### DATA PROVIDED
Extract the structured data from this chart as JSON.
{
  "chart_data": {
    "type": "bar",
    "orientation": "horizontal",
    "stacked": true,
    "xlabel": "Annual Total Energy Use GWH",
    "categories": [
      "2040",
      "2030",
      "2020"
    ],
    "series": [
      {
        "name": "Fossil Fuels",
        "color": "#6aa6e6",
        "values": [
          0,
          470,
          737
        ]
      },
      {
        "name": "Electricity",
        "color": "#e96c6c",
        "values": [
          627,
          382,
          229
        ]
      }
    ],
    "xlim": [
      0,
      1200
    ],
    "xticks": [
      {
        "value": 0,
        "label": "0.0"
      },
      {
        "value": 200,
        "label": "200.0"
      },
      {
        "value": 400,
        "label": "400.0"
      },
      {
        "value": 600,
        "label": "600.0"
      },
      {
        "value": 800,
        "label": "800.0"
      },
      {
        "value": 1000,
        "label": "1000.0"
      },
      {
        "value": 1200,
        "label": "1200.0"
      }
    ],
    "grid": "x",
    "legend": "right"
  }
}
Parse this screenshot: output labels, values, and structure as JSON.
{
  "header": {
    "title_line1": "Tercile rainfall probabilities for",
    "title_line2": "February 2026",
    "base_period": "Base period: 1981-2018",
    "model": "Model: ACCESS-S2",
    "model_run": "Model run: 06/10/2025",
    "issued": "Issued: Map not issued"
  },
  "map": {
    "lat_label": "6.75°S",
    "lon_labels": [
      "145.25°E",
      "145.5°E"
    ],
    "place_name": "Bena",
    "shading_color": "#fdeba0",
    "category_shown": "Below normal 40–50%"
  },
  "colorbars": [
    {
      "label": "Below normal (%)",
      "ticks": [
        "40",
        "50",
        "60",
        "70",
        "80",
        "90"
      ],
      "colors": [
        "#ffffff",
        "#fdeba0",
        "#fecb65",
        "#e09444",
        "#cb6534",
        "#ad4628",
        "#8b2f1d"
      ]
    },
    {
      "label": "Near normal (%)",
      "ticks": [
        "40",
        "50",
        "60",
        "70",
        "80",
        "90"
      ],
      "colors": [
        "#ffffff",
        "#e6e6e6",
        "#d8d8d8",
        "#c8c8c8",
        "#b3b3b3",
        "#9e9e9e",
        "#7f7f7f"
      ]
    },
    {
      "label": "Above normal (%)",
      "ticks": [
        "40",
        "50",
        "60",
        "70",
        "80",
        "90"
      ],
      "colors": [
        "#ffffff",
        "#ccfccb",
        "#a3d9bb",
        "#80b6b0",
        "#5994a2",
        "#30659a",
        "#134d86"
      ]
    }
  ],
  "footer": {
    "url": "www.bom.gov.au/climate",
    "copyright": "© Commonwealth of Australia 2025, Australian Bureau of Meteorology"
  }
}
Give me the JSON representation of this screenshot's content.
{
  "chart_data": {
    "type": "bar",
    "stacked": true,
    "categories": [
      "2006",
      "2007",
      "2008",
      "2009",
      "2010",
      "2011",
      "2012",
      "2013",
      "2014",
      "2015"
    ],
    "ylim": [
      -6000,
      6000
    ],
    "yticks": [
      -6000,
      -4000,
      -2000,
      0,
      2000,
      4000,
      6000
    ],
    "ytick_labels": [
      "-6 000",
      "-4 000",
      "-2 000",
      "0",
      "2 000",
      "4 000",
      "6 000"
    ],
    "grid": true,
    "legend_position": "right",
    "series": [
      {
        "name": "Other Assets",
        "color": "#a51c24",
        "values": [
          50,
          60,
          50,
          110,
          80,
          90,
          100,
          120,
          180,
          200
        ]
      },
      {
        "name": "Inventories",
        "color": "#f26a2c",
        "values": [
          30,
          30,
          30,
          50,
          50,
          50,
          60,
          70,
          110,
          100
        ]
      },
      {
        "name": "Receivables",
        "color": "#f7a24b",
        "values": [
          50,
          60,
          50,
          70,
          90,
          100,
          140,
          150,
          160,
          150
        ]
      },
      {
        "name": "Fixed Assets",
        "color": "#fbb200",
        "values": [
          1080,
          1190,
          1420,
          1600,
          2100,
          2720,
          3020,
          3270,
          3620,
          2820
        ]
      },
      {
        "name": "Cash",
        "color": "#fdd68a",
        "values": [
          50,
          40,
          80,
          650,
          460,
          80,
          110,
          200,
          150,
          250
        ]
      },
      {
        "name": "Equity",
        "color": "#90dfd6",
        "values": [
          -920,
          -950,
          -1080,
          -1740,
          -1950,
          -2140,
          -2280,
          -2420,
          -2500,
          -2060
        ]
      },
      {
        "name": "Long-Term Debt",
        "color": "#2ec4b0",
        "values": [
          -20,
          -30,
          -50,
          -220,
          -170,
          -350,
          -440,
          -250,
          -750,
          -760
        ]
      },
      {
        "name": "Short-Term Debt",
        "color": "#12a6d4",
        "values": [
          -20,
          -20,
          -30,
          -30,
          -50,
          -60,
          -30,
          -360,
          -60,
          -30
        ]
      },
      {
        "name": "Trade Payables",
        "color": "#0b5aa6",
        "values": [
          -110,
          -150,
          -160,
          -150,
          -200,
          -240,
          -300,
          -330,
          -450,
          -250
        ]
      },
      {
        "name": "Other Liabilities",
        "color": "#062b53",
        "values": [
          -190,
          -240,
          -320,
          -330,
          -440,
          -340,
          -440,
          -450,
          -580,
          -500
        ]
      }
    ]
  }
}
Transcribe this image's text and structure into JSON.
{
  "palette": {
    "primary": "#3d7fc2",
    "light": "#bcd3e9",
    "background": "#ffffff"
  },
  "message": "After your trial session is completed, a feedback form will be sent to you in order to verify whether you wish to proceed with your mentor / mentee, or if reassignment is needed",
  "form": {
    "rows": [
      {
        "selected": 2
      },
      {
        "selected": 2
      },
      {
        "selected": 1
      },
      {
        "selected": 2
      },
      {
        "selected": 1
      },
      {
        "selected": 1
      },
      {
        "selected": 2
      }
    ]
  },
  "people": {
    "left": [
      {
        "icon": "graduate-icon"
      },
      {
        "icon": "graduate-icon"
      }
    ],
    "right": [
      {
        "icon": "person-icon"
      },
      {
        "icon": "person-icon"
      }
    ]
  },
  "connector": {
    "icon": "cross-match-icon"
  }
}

### PROBLEM TO WORK ON
State how many lines of the entries above include the word "screenshot", offering no text other than the number.

### WORKED ANSWER
2